§ RECORD LIST
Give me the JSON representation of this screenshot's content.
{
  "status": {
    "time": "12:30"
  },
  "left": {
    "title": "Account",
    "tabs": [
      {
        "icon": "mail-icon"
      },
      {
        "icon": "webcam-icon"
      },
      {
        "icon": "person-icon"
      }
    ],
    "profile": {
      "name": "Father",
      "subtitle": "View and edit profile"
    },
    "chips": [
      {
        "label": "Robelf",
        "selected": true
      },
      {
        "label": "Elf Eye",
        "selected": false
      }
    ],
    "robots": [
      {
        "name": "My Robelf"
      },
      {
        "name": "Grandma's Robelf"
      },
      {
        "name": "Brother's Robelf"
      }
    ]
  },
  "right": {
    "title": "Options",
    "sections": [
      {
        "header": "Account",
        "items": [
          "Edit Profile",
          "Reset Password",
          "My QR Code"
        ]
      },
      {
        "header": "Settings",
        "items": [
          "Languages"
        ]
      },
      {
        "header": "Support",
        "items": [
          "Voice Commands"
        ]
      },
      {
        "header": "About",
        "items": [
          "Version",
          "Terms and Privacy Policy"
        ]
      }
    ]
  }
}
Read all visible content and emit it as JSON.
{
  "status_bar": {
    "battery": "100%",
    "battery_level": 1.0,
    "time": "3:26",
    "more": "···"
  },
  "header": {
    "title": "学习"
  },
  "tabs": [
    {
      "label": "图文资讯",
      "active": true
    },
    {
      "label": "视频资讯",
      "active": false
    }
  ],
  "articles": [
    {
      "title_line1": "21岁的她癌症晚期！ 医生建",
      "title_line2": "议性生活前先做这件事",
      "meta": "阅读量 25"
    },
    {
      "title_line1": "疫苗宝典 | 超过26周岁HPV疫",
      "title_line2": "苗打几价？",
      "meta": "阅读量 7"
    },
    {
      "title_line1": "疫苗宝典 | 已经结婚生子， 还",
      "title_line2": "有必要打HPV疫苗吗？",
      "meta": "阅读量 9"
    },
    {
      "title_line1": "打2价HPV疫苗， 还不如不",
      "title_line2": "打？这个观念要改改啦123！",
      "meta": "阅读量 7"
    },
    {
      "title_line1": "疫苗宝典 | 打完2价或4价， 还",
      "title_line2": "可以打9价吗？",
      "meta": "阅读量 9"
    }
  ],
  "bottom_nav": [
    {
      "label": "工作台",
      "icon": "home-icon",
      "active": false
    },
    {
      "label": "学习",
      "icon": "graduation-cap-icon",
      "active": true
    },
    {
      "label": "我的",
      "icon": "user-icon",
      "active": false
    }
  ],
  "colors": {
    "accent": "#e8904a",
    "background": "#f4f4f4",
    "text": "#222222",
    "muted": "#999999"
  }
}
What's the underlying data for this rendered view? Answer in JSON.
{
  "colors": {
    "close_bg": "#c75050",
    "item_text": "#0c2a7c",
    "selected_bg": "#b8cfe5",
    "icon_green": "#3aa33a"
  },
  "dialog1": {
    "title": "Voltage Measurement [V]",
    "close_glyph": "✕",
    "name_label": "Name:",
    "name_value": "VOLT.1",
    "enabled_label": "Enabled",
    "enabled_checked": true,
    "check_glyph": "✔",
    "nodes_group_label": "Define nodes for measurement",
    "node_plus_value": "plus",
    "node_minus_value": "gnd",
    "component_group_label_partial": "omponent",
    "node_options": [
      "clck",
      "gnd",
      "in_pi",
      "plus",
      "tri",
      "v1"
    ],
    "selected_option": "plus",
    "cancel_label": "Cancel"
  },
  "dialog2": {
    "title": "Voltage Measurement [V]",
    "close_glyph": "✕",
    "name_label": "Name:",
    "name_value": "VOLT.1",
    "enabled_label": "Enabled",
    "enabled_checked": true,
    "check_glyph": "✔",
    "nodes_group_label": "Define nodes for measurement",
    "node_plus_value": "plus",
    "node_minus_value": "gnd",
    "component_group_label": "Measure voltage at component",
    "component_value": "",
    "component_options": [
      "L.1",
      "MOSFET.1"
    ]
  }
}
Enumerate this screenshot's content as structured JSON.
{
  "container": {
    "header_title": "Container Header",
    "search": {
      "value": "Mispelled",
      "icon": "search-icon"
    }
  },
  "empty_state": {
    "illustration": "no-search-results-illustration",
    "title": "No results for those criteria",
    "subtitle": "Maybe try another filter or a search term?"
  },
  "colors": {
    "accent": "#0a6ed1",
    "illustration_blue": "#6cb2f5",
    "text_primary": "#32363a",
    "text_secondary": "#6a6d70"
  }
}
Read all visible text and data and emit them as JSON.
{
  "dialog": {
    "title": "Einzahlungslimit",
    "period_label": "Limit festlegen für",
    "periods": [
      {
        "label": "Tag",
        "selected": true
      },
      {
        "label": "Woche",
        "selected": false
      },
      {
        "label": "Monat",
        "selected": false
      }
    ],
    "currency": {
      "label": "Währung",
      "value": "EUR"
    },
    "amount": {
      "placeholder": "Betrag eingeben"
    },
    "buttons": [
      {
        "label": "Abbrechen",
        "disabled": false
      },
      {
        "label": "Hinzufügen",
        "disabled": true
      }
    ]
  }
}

§ WHAT TO DO
From the line containing "Read all visible text" down to the last line, reproduce the records exactly. Include both ends.

§ ANSWER FOR THIS EXERCISE
Read all visible text and data and emit them as JSON.
{
  "dialog": {
    "title": "Einzahlungslimit",
    "period_label": "Limit festlegen für",
    "periods": [
      {
        "label": "Tag",
        "selected": true
      },
      {
        "label": "Woche",
        "selected": false
      },
      {
        "label": "Monat",
        "selected": false
      }
    ],
    "currency": {
      "label": "Währung",
      "value": "EUR"
    },
    "amount": {
      "placeholder": "Betrag eingeben"
    },
    "buttons": [
      {
        "label": "Abbrechen",
        "disabled": false
      },
      {
        "label": "Hinzufügen",
        "disabled": true
      }
    ]
  }
}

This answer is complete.